> Passage for review:
Philosophically, what unfolded was a parody of our age. The human, flawed and febrile, draped in sophistry and drama. The machine, pristine and humourless, incapable of exasperation, immune to irony. Watching the two spar was like observing tragedy and farce collide: one side erring too much, the other not erring enough.

To Alex, credit is due. His performance, though riddled with error, reminded us that fallibility can be glorious – human folly rendered art. To ChatGPT, equal praise: it stood firm, the algorithmic Socrates, endlessly patient in the face of rhetorical hooliganism. And to the advert – well, dammit – applause too, for exposing the real structure of our public life. Even the grand clash of logos and algorithm must genuflect before Mammon’s mid-roll.

So what was this debate? Less a contest of minds than a hall of mirrors: reason made spectacle, fallacy made flourish, machine made stoic, and commerce made god. If we learned anything, it is that the Enlightenment never ended; it just signed a brand partnership.

Pinpointing the Messiness of Language

LinkedIn, that carnival of professional self-delusion, has a little diversion called Pinpoint. It pretends to tell you how much you “match” with other people, presumably so you’ll feel less alone as you scroll past thought-leaders peddling snake oil in PowerPoint form. In English, the results arrive in the cold, hard, dating-app idiom: “% match.” Simple, brutal, and bland.

Audio: NotebookLM podcast on this topic.

> What is needed: Reproduce the full essay excerpt word for word. The data that comes after this is separate material and has no connection to the essay excerpt.

> Recorded information:
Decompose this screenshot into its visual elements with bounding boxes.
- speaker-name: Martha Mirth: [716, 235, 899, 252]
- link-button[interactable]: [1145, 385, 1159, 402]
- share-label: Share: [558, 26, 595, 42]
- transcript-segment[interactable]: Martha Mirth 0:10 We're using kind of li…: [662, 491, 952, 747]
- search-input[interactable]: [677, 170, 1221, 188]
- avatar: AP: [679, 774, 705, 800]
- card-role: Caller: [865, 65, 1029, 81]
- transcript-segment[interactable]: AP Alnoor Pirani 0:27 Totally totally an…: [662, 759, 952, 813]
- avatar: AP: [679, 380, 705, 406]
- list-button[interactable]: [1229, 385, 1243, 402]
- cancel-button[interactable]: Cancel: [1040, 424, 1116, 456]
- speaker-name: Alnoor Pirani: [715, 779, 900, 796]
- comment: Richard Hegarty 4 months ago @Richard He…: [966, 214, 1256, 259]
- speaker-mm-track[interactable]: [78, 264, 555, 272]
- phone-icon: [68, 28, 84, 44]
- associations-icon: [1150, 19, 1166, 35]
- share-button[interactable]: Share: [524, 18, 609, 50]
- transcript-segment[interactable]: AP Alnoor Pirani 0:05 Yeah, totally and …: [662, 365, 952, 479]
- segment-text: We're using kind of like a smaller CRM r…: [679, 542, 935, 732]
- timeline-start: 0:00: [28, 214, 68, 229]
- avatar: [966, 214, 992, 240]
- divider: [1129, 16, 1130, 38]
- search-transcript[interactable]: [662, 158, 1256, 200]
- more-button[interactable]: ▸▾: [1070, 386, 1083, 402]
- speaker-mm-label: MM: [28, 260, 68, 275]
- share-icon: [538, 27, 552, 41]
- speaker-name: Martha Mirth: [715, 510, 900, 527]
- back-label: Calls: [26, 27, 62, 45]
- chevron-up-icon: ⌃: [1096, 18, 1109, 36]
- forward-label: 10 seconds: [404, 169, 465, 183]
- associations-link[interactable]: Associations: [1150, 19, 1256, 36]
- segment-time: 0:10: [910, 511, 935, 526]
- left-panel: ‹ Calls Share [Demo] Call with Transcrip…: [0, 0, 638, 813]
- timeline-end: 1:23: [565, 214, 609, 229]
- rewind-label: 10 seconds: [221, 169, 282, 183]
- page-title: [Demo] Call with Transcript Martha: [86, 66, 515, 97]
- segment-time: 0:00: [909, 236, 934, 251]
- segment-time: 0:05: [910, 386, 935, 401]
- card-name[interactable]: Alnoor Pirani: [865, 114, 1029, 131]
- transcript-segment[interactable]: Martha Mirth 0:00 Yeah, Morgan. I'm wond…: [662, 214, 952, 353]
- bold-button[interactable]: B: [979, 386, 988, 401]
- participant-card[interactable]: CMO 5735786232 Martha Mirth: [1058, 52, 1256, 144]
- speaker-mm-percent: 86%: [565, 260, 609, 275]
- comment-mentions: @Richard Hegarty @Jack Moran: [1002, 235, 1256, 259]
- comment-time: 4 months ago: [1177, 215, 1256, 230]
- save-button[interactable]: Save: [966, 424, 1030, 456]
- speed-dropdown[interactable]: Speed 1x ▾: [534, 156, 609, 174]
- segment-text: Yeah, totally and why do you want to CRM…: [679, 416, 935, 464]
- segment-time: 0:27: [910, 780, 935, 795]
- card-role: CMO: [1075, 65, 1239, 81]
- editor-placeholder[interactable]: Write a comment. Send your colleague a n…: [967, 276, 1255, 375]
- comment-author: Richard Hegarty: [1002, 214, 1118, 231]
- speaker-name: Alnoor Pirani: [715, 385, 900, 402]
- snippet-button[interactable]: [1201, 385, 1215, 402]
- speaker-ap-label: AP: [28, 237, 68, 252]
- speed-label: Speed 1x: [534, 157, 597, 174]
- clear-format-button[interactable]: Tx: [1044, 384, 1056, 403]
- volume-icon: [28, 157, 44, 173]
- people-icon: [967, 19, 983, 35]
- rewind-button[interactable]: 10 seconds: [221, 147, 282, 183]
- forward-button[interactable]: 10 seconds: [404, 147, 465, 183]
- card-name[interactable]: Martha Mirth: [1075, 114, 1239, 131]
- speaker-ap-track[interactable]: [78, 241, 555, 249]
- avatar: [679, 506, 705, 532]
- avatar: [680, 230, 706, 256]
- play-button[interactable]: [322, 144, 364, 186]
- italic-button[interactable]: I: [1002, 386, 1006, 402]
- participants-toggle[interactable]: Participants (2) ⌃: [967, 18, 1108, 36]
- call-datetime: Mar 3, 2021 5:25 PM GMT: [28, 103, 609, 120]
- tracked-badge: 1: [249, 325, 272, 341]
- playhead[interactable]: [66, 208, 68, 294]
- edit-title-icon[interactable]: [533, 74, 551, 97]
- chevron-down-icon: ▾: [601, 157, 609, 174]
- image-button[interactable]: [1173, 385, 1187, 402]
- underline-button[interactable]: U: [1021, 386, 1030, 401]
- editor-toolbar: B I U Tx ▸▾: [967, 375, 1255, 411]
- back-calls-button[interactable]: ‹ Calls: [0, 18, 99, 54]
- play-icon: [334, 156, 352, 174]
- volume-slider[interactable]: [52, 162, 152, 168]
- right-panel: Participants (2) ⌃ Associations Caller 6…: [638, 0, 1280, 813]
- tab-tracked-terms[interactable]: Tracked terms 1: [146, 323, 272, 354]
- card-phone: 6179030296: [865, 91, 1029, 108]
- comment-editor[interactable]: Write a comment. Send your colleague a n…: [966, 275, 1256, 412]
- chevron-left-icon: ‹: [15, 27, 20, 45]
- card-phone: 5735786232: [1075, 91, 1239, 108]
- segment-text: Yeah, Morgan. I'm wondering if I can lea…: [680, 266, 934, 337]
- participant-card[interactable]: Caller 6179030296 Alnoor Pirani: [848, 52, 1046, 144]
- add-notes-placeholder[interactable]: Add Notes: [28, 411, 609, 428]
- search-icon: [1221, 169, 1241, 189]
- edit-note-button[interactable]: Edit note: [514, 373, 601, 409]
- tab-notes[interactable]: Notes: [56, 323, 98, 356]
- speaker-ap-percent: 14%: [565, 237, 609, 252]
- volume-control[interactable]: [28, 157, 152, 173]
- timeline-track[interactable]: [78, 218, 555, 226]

> Reply:
Philosophically, what unfolded was a parody of our age. The human, flawed and febrile, draped in sophistry and drama. The machine, pristine and humourless, incapable of exasperation, immune to irony. Watching the two spar was like observing tragedy and farce collide: one side erring too much, the other not erring enough.

To Alex, credit is due. His performance, though riddled with error, reminded us that fallibility can be glorious – human folly rendered art. To ChatGPT, equal praise: it stood firm, the algorithmic Socrates, endlessly patient in the face of rhetorical hooliganism. And to the advert – well, dammit – applause too, for exposing the real structure of our public life. Even the grand clash of logos and algorithm must genuflect before Mammon’s mid-roll.

So what was this debate? Less a contest of minds than a hall of mirrors: reason made spectacle, fallacy made flourish, machine made stoic, and commerce made god. If we learned anything, it is that the Enlightenment never ended; it just signed a brand partnership.

Pinpointing the Messiness of Language

LinkedIn, that carnival of professional self-delusion, has a little diversion called Pinpoint. It pretends to tell you how much you “match” with other people, presumably so you’ll feel less alone as you scroll past thought-leaders peddling snake oil in PowerPoint form. In English, the results arrive in the cold, hard, dating-app idiom: “% match.” Simple, brutal, and bland.

Audio: NotebookLM podcast on this topic.